======== Extracted records ========

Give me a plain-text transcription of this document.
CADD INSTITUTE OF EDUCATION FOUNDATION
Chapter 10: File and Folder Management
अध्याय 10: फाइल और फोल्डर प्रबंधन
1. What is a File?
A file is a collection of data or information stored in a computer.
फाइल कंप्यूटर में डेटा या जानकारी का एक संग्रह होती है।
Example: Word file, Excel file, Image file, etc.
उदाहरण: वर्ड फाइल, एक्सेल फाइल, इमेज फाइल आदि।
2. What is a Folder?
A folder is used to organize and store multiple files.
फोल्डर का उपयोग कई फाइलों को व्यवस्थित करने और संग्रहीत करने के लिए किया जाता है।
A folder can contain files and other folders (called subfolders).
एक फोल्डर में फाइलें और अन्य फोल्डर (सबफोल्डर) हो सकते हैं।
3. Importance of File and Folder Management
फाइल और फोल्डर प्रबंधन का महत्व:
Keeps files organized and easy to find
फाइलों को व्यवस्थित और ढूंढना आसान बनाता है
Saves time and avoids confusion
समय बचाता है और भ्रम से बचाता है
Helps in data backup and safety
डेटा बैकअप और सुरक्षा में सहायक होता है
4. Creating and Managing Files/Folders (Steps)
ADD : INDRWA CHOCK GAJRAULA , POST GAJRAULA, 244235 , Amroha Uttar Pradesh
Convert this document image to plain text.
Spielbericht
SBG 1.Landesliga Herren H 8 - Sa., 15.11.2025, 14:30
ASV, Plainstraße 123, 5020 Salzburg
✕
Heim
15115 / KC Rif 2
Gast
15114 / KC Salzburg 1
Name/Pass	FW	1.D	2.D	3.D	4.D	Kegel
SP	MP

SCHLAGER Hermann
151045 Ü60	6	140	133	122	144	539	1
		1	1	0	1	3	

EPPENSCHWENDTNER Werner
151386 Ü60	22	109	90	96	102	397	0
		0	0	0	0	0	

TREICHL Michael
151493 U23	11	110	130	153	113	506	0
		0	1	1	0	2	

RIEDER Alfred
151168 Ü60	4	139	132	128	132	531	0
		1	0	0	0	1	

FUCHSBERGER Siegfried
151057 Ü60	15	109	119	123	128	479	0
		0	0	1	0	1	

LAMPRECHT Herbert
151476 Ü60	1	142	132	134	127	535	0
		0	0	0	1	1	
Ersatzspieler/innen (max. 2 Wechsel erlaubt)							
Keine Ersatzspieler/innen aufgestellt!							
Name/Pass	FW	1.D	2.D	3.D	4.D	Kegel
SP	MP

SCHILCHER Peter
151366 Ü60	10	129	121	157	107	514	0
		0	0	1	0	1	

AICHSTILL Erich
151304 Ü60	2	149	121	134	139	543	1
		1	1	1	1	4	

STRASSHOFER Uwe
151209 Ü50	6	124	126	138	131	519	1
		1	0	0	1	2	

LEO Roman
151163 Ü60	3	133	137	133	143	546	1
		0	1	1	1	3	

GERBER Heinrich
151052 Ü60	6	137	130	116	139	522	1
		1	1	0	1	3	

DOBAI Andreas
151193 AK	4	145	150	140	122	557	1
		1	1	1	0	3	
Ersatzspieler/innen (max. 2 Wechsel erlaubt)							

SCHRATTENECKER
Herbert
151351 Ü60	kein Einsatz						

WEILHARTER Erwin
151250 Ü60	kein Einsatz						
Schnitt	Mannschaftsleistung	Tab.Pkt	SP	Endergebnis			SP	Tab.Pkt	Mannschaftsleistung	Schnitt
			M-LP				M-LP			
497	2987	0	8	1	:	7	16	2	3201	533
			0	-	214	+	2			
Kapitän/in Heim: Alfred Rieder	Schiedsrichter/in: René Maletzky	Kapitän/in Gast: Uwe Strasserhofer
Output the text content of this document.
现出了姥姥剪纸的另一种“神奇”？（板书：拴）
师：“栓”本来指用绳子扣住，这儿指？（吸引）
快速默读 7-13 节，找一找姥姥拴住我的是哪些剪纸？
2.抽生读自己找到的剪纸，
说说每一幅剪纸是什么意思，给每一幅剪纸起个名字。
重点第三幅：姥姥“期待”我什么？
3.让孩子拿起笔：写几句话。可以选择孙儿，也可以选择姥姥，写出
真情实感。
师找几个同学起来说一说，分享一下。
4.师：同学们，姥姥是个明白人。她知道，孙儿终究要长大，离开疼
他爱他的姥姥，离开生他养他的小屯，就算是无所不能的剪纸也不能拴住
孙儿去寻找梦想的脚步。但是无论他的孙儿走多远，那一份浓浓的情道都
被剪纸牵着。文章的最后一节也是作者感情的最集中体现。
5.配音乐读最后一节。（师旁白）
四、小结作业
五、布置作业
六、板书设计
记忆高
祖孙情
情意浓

========

**Exercise instructions**: Can you restate every record above word for word?

**Complete response**:
Give me a plain-text transcription of this document.
CADD INSTITUTE OF EDUCATION FOUNDATION
Chapter 10: File and Folder Management
अध्याय 10: फाइल और फोल्डर प्रबंधन
1. What is a File?
A file is a collection of data or information stored in a computer.
फाइल कंप्यूटर में डेटा या जानकारी का एक संग्रह होती है।
Example: Word file, Excel file, Image file, etc.
उदाहरण: वर्ड फाइल, एक्सेल फाइल, इमेज फाइल आदि।
2. What is a Folder?
A folder is used to organize and store multiple files.
फोल्डर का उपयोग कई फाइलों को व्यवस्थित करने और संग्रहीत करने के लिए किया जाता है।
A folder can contain files and other folders (called subfolders).
एक फोल्डर में फाइलें और अन्य फोल्डर (सबफोल्डर) हो सकते हैं।
3. Importance of File and Folder Management
फाइल और फोल्डर प्रबंधन का महत्व:
Keeps files organized and easy to find
फाइलों को व्यवस्थित और ढूंढना आसान बनाता है
Saves time and avoids confusion
समय बचाता है और भ्रम से बचाता है
Helps in data backup and safety
डेटा बैकअप और सुरक्षा में सहायक होता है
4. Creating and Managing Files/Folders (Steps)
ADD : INDRWA CHOCK GAJRAULA , POST GAJRAULA, 244235 , Amroha Uttar Pradesh
Convert this document image to plain text.
Spielbericht
SBG 1.Landesliga Herren H 8 - Sa., 15.11.2025, 14:30
ASV, Plainstraße 123, 5020 Salzburg
✕
Heim
15115 / KC Rif 2
Gast
15114 / KC Salzburg 1
Name/Pass	FW	1.D	2.D	3.D	4.D	Kegel
SP	MP

SCHLAGER Hermann
151045 Ü60	6	140	133	122	144	539	1
		1	1	0	1	3	

EPPENSCHWENDTNER Werner
151386 Ü60	22	109	90	96	102	397	0
		0	0	0	0	0	

TREICHL Michael
151493 U23	11	110	130	153	113	506	0
		0	1	1	0	2	

RIEDER Alfred
151168 Ü60	4	139	132	128	132	531	0
		1	0	0	0	1	

FUCHSBERGER Siegfried
151057 Ü60	15	109	119	123	128	479	0
		0	0	1	0	1	

LAMPRECHT Herbert
151476 Ü60	1	142	132	134	127	535	0
		0	0	0	1	1	
Ersatzspieler/innen (max. 2 Wechsel erlaubt)							
Keine Ersatzspieler/innen aufgestellt!							
Name/Pass	FW	1.D	2.D	3.D	4.D	Kegel
SP	MP

SCHILCHER Peter
151366 Ü60	10	129	121	157	107	514	0
		0	0	1	0	1	

AICHSTILL Erich
151304 Ü60	2	149	121	134	139	543	1
		1	1	1	1	4	

STRASSHOFER Uwe
151209 Ü50	6	124	126	138	131	519	1
		1	0	0	1	2	

LEO Roman
151163 Ü60	3	133	137	133	143	546	1
		0	1	1	1	3	

GERBER Heinrich
151052 Ü60	6	137	130	116	139	522	1
		1	1	0	1	3	

DOBAI Andreas
151193 AK	4	145	150	140	122	557	1
		1	1	1	0	3	
Ersatzspieler/innen (max. 2 Wechsel erlaubt)							

SCHRATTENECKER
Herbert
151351 Ü60	kein Einsatz						

WEILHARTER Erwin
151250 Ü60	kein Einsatz						
Schnitt	Mannschaftsleistung	Tab.Pkt	SP	Endergebnis			SP	Tab.Pkt	Mannschaftsleistung	Schnitt
			M-LP				M-LP			
497	2987	0	8	1	:	7	16	2	3201	533
			0	-	214	+	2			
Kapitän/in Heim: Alfred Rieder	Schiedsrichter/in: René Maletzky	Kapitän/in Gast: Uwe Strasserhofer
Output the text content of this document.
现出了姥姥剪纸的另一种“神奇”？（板书：拴）
师：“栓”本来指用绳子扣住，这儿指？（吸引）
快速默读 7-13 节，找一找姥姥拴住我的是哪些剪纸？
2.抽生读自己找到的剪纸，
说说每一幅剪纸是什么意思，给每一幅剪纸起个名字。
重点第三幅：姥姥“期待”我什么？
3.让孩子拿起笔：写几句话。可以选择孙儿，也可以选择姥姥，写出
真情实感。
师找几个同学起来说一说，分享一下。
4.师：同学们，姥姥是个明白人。她知道，孙儿终究要长大，离开疼
他爱他的姥姥，离开生他养他的小屯，就算是无所不能的剪纸也不能拴住
孙儿去寻找梦想的脚步。但是无论他的孙儿走多远，那一份浓浓的情道都
被剪纸牵着。文章的最后一节也是作者感情的最集中体现。
5.配音乐读最后一节。（师旁白）
四、小结作业
五、布置作业
六、板书设计
记忆高
祖孙情
情意浓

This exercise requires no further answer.